* Aim *
Check each line of the entries below for the string "Layanan"; copy every line where it appears.

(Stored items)
++++++++++
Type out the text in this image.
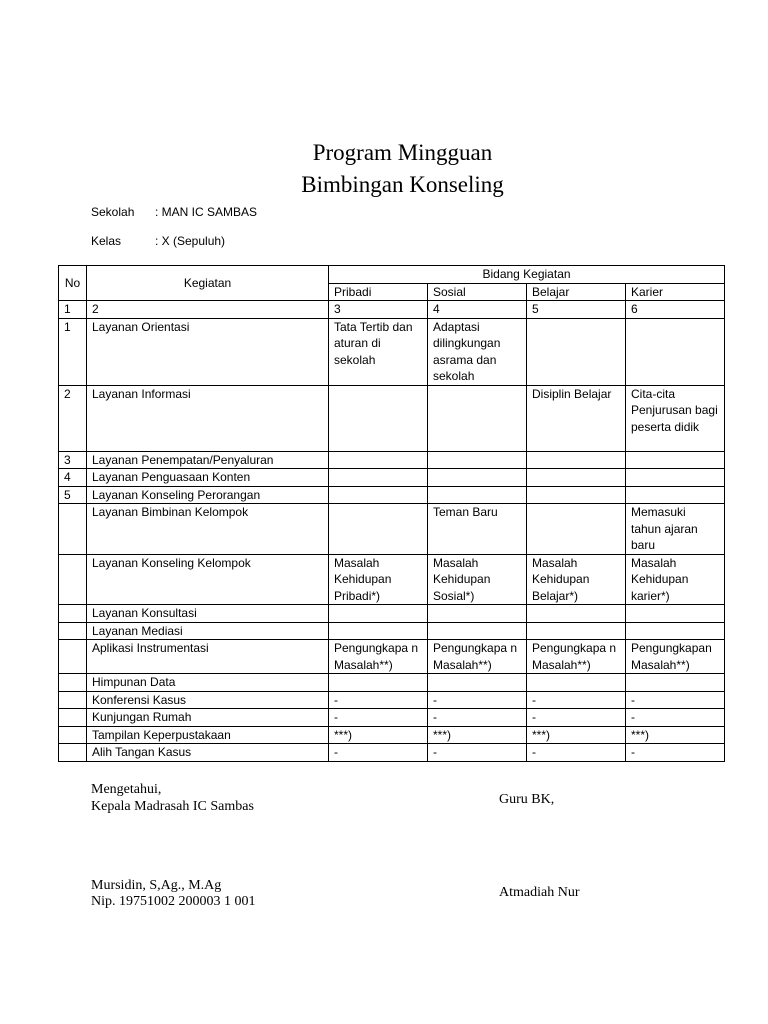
Program Mingguan
Bimbingan Konseling
Sekolah : MAN IC SAMBAS
Kelas	: X (Sepuluh)
No	Kegiatan	Bidang Kegiatan			
		Pribadi	Sosial	Belajar	Karier
1	2	3	4	5	6
1	Layanan Orientasi	Tata Tertib dan aturan di sekolah	Adaptasi dilingkungan asrama dan sekolah		
2	Layanan Informasi			Disiplin Belajar	Cita-cita Penjurusan bagi peserta didik
3	Layanan Penempatan/Penyaluran				
4	Layanan Penguasaan Konten				
5	Layanan Konseling Perorangan				
	Layanan Bimbinan Kelompok		Teman Baru		Memasuki tahun ajaran baru
	Layanan Konseling Kelompok	Masalah Kehidupan Pribadi*)	Masalah Kehidupan Sosial*)	Masalah Kehidupan Belajar*)	Masalah Kehidupan karier*)
	Layanan Konsultasi				
	Layanan Mediasi				
	Aplikasi Instrumentasi	Pengungkapa n Masalah**)	Pengungkapa n Masalah**)	Pengungkapa n Masalah**)	Pengungkapan Masalah**)
	Himpunan Data				
	Konferensi Kasus	-	-	-	-
	Kunjungan Rumah	-	-	-	-
	Tampilan Keperpustakaan	***)	***)	***)	***)
	Alih Tangan Kasus	-	-	-	-
Mengetahui,
Kepala Madrasah IC Sambas
Mursidin, S,Ag., M.Ag
Nip. 19751002 200003 1 001
Guru BK,
Atmadiah Nur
++++++++++
* Written answer *
1	Layanan Orientasi	Tata Tertib dan aturan di sekolah	Adaptasi dilingkungan asrama dan sekolah		
2	Layanan Informasi			Disiplin Belajar	Cita-cita Penjurusan bagi peserta didik
3	Layanan Penempatan/Penyaluran				
4	Layanan Penguasaan Konten				
5	Layanan Konseling Perorangan				
	Layanan Bimbinan Kelompok		Teman Baru		Memasuki tahun ajaran baru
	Layanan Konseling Kelompok	Masalah Kehidupan Pribadi*)	Masalah Kehidupan Sosial*)	Masalah Kehidupan Belajar*)	Masalah Kehidupan karier*)
	Layanan Konsultasi				
	Layanan Mediasi				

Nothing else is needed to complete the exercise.